_Records to use_
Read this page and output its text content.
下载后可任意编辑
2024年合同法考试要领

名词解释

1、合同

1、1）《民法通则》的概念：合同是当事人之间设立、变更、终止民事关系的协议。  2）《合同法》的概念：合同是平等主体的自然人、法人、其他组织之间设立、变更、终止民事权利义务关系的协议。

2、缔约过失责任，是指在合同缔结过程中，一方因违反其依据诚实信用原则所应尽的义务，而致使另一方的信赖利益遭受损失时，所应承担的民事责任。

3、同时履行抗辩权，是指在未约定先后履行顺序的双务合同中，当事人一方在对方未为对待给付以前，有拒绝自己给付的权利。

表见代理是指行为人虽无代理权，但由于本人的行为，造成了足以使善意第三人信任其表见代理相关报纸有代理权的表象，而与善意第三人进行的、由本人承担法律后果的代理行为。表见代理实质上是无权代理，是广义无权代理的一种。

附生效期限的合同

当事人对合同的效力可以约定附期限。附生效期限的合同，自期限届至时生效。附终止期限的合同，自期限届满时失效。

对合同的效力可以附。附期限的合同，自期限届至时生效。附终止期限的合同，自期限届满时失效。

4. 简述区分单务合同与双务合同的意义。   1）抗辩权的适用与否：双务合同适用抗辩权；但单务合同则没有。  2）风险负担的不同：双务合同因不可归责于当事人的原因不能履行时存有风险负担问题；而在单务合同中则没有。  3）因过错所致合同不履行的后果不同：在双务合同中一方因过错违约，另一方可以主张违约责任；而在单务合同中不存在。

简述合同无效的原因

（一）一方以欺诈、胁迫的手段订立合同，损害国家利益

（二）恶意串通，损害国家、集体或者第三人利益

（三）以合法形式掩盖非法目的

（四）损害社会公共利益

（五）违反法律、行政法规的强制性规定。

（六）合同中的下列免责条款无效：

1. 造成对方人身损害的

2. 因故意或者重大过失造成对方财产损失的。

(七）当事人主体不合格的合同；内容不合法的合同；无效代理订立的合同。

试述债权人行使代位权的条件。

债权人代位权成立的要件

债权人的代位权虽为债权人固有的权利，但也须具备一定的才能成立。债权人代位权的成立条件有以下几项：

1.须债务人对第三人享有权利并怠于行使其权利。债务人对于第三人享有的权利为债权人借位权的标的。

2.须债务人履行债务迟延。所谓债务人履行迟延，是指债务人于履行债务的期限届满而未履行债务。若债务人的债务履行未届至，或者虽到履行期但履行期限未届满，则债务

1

_Goal of the exercise_
Copy every line that contains the string "附终止期限的合同".

_Solution to this task_
当事人对合同的效力可以约定附期限。附生效期限的合同，自期限届至时生效。附终止期限的合同，自期限届满时失效。
对合同的效力可以附。附期限的合同，自期限届至时生效。附终止期限的合同，自期限届满时失效。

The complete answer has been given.